_TO BE DONE_:
Lines that hold the word "your" should be located and copied.

_DATASET EXTRACT_:
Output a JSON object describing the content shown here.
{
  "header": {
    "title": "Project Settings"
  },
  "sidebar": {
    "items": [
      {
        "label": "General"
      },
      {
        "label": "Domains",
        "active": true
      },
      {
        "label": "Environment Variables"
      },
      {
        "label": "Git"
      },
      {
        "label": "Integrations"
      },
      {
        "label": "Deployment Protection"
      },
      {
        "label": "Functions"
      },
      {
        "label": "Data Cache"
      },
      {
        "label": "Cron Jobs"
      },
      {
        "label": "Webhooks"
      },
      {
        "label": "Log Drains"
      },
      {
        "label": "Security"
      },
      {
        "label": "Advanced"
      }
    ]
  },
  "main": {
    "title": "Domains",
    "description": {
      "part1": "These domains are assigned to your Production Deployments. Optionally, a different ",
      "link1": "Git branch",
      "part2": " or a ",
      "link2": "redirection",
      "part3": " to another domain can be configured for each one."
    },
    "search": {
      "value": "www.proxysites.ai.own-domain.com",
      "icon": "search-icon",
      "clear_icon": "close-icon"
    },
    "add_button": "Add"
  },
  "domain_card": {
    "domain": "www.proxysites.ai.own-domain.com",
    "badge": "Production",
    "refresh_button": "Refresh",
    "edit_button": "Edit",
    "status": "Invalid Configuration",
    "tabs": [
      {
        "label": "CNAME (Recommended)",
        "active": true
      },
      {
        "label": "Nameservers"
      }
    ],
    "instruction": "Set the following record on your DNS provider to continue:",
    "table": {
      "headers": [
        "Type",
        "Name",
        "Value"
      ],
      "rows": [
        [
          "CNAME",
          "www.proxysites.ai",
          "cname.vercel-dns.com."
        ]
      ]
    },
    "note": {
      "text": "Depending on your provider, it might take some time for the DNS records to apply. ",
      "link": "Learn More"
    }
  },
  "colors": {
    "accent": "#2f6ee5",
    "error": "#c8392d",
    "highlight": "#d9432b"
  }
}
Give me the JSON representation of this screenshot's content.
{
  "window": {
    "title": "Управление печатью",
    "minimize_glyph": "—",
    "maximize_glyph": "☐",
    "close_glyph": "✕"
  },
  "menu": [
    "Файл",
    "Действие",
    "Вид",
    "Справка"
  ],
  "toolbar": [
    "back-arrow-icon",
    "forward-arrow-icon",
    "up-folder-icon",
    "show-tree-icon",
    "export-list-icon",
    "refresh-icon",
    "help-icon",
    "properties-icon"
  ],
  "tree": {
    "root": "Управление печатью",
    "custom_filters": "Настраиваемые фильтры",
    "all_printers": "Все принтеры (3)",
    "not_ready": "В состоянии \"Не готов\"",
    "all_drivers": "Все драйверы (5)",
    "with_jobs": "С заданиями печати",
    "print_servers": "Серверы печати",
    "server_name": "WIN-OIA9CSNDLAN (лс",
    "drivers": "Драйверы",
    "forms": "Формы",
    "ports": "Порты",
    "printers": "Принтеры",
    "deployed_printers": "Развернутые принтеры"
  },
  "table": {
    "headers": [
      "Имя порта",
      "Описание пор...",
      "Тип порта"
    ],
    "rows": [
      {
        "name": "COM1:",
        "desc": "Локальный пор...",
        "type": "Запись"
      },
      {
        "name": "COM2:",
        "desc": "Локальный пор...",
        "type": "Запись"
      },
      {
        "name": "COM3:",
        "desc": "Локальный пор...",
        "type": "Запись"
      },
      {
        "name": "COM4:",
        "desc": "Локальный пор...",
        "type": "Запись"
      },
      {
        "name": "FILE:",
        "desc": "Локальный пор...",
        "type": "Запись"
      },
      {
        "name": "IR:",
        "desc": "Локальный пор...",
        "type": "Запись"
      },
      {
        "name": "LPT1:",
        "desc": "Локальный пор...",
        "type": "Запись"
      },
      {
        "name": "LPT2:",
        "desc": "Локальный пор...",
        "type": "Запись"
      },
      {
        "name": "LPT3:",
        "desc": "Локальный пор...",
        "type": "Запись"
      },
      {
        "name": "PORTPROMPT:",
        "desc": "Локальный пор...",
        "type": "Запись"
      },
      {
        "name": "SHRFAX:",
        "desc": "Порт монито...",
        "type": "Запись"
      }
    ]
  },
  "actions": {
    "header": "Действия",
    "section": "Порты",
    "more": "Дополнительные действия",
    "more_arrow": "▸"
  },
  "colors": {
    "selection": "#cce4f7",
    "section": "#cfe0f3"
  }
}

_TASK RESULT_:
      "part1": "These domains are assigned to your Production Deployments. Optionally, a different ",
    "instruction": "Set the following record on your DNS provider to continue:",
      "text": "Depending on your provider, it might take some time for the DNS records to apply. ",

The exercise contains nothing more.